The problem
Could you format the records, starting at the first line and ending at the line that contains "csr-cell: Integrated into", as a JSON list of strings with one string per line and blank lines left out?

Data records:
┌──

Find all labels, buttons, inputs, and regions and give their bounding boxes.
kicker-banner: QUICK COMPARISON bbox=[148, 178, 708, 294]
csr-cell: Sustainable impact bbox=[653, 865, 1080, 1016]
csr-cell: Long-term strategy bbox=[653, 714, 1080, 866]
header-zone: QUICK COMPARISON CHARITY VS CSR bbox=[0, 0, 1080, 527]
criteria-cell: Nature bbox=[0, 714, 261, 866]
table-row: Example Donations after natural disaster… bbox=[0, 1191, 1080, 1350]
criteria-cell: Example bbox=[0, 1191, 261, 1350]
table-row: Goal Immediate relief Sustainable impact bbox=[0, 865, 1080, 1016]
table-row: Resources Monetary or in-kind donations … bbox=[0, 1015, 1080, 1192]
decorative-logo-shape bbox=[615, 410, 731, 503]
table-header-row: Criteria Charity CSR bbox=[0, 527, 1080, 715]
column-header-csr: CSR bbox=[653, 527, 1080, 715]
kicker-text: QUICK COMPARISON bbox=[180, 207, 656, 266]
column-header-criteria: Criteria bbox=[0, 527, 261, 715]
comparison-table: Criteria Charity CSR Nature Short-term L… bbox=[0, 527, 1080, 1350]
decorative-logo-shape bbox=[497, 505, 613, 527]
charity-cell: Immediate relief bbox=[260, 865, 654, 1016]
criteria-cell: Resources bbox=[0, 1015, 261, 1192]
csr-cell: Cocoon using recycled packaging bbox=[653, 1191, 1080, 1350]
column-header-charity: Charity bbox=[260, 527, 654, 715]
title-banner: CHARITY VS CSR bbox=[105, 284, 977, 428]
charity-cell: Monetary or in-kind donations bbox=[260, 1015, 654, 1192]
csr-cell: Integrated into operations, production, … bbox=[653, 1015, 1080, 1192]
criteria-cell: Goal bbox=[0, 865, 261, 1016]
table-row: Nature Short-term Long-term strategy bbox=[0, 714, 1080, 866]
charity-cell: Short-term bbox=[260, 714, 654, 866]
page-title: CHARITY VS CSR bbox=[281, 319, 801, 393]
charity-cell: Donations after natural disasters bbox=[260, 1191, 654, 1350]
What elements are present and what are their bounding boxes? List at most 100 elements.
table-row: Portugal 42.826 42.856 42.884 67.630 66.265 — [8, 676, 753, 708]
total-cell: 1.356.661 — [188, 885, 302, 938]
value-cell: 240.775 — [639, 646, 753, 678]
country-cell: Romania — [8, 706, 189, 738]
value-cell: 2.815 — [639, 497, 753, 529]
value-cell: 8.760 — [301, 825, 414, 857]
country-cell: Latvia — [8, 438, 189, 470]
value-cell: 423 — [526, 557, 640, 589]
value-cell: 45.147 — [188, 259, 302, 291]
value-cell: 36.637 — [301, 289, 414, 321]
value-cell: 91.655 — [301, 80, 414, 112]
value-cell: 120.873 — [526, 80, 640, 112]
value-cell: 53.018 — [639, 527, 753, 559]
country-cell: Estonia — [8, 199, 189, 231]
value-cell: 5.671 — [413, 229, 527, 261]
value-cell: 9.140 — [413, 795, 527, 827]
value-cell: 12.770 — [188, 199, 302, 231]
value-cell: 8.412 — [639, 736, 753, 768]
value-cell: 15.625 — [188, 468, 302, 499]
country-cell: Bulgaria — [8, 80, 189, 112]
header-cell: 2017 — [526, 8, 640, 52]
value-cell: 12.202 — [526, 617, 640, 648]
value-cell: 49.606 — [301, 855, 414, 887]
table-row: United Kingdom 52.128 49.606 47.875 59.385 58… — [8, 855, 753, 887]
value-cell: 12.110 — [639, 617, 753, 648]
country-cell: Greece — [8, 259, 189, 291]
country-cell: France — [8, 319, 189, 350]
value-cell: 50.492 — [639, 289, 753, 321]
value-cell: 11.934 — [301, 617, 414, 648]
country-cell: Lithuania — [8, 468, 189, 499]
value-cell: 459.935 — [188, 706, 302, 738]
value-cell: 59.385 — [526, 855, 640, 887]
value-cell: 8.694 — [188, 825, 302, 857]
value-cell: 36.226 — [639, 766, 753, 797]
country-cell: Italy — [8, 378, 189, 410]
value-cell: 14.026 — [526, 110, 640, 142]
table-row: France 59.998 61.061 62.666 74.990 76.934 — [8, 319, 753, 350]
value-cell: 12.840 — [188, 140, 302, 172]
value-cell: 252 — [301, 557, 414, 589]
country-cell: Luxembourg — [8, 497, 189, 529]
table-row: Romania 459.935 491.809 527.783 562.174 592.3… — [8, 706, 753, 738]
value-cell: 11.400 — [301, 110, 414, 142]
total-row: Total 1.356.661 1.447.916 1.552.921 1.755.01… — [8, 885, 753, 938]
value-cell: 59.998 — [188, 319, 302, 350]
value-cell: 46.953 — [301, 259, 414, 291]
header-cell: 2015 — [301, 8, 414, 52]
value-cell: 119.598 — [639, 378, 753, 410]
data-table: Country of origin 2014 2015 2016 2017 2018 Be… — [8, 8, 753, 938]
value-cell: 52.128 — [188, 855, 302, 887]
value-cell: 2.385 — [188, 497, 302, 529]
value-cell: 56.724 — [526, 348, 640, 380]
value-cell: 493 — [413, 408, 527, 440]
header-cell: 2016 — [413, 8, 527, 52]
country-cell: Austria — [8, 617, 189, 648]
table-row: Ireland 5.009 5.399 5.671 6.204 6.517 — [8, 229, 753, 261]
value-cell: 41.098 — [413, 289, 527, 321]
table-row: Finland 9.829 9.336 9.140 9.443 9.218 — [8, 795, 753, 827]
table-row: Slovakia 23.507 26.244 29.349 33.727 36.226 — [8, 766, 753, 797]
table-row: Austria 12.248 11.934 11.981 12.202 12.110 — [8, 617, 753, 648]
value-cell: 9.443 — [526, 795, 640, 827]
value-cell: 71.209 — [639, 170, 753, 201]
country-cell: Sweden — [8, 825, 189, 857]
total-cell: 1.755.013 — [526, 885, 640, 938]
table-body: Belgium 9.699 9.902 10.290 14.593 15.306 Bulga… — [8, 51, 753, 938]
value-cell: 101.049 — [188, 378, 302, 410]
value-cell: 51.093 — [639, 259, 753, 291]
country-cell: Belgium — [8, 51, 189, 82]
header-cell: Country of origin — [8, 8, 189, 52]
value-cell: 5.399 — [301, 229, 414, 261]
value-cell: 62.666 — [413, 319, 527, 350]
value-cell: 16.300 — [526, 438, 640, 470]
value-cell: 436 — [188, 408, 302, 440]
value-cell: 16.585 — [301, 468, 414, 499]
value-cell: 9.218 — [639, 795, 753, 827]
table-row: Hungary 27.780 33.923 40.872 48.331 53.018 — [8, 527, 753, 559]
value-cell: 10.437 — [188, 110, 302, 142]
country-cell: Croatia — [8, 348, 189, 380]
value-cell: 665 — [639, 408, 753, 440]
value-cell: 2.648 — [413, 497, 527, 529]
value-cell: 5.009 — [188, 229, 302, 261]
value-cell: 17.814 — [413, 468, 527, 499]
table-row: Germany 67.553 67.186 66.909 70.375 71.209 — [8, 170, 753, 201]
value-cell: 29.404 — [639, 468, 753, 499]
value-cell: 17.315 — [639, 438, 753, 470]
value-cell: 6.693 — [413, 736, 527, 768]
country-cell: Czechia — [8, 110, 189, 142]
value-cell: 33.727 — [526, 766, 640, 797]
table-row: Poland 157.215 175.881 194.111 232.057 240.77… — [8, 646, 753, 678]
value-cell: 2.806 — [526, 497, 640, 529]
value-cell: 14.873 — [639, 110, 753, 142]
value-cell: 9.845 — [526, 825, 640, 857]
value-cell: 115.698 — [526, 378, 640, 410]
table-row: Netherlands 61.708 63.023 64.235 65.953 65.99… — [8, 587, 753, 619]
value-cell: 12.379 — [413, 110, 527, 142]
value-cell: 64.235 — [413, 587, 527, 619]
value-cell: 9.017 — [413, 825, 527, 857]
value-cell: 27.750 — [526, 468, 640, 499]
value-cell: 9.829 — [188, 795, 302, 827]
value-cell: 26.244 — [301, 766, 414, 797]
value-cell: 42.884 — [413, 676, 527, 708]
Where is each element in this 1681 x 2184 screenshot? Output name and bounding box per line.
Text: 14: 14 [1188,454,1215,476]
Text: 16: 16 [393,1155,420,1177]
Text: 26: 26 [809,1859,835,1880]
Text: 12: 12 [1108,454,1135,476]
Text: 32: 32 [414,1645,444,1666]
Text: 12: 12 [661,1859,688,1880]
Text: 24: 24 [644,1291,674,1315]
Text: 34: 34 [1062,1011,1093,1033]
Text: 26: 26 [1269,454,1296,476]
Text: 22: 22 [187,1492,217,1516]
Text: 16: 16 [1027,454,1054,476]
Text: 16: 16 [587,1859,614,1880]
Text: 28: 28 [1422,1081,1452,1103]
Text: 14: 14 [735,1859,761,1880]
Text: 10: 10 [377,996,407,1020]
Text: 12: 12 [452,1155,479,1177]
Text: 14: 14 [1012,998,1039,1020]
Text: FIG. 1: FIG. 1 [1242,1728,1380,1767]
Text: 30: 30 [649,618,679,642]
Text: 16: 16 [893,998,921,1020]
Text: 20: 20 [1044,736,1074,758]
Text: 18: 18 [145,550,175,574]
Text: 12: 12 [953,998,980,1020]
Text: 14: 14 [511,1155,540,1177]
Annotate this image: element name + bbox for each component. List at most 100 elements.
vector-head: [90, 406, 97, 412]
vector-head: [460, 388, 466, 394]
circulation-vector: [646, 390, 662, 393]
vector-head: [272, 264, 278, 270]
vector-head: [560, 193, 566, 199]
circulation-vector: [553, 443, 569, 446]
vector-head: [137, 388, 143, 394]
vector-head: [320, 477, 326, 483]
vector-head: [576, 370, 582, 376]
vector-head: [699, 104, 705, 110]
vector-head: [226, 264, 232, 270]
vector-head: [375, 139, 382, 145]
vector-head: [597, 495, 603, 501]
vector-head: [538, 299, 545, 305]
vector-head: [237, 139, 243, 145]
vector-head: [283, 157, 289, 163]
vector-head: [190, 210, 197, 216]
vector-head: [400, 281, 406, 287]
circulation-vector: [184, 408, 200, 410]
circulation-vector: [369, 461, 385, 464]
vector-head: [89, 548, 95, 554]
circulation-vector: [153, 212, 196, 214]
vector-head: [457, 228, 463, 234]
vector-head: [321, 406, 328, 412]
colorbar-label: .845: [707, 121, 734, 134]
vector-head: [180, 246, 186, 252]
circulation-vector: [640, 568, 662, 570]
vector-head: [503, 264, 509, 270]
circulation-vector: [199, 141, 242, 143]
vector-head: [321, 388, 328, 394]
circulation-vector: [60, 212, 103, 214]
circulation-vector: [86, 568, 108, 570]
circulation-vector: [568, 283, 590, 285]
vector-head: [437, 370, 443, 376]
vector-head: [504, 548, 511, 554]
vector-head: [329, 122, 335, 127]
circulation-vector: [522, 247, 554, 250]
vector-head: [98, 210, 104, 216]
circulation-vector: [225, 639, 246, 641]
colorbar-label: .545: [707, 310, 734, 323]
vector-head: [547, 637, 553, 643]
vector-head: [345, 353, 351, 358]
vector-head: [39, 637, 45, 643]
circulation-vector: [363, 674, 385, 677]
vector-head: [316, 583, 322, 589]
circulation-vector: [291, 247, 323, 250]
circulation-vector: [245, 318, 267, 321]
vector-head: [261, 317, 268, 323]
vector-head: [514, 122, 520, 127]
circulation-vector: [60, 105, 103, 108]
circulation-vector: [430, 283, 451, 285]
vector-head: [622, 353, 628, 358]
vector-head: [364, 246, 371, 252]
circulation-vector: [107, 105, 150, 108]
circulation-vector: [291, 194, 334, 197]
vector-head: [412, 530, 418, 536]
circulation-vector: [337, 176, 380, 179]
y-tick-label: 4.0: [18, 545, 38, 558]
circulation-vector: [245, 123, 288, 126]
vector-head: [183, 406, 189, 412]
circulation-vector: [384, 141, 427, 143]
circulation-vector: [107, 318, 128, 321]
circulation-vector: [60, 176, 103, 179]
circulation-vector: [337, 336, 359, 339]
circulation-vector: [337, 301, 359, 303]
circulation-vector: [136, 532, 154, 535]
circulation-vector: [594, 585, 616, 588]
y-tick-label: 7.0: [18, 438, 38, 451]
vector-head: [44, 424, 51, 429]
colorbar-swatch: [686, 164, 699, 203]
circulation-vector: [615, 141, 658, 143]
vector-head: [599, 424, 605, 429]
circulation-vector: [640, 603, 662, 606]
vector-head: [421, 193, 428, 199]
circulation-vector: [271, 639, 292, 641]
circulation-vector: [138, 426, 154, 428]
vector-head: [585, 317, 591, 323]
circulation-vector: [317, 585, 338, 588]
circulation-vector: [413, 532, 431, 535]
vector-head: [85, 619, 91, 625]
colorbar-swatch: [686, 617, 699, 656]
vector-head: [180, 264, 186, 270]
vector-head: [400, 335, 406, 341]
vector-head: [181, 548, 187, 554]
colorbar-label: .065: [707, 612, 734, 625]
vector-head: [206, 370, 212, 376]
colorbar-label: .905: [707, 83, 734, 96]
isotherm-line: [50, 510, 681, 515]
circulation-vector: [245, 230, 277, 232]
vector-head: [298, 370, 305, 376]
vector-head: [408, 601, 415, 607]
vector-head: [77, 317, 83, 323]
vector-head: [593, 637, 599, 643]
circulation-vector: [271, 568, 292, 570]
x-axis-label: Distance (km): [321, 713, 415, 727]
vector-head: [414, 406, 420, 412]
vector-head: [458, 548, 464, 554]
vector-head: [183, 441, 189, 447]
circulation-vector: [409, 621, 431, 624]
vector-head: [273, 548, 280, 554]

└──

Solution to this task
[
  "Find all labels, buttons, inputs, and regions and give their bounding boxes.",
  "kicker-banner: QUICK COMPARISON bbox=[148, 178, 708, 294]",
  "csr-cell: Sustainable impact bbox=[653, 865, 1080, 1016]",
  "csr-cell: Long-term strategy bbox=[653, 714, 1080, 866]",
  "header-zone: QUICK COMPARISON CHARITY VS CSR bbox=[0, 0, 1080, 527]",
  "criteria-cell: Nature bbox=[0, 714, 261, 866]",
  "table-row: Example Donations after natural disaster… bbox=[0, 1191, 1080, 1350]",
  "criteria-cell: Example bbox=[0, 1191, 261, 1350]",
  "table-row: Goal Immediate relief Sustainable impact bbox=[0, 865, 1080, 1016]",
  "table-row: Resources Monetary or in-kind donations … bbox=[0, 1015, 1080, 1192]",
  "decorative-logo-shape bbox=[615, 410, 731, 503]",
  "table-header-row: Criteria Charity CSR bbox=[0, 527, 1080, 715]",
  "column-header-csr: CSR bbox=[653, 527, 1080, 715]",
  "kicker-text: QUICK COMPARISON bbox=[180, 207, 656, 266]",
  "column-header-criteria: Criteria bbox=[0, 527, 261, 715]",
  "comparison-table: Criteria Charity CSR Nature Short-term L… bbox=[0, 527, 1080, 1350]",
  "decorative-logo-shape bbox=[497, 505, 613, 527]",
  "charity-cell: Immediate relief bbox=[260, 865, 654, 1016]",
  "criteria-cell: Resources bbox=[0, 1015, 261, 1192]",
  "csr-cell: Cocoon using recycled packaging bbox=[653, 1191, 1080, 1350]",
  "column-header-charity: Charity bbox=[260, 527, 654, 715]",
  "title-banner: CHARITY VS CSR bbox=[105, 284, 977, 428]",
  "charity-cell: Monetary or in-kind donations bbox=[260, 1015, 654, 1192]",
  "csr-cell: Integrated into operations, production, … bbox=[653, 1015, 1080, 1192]"
]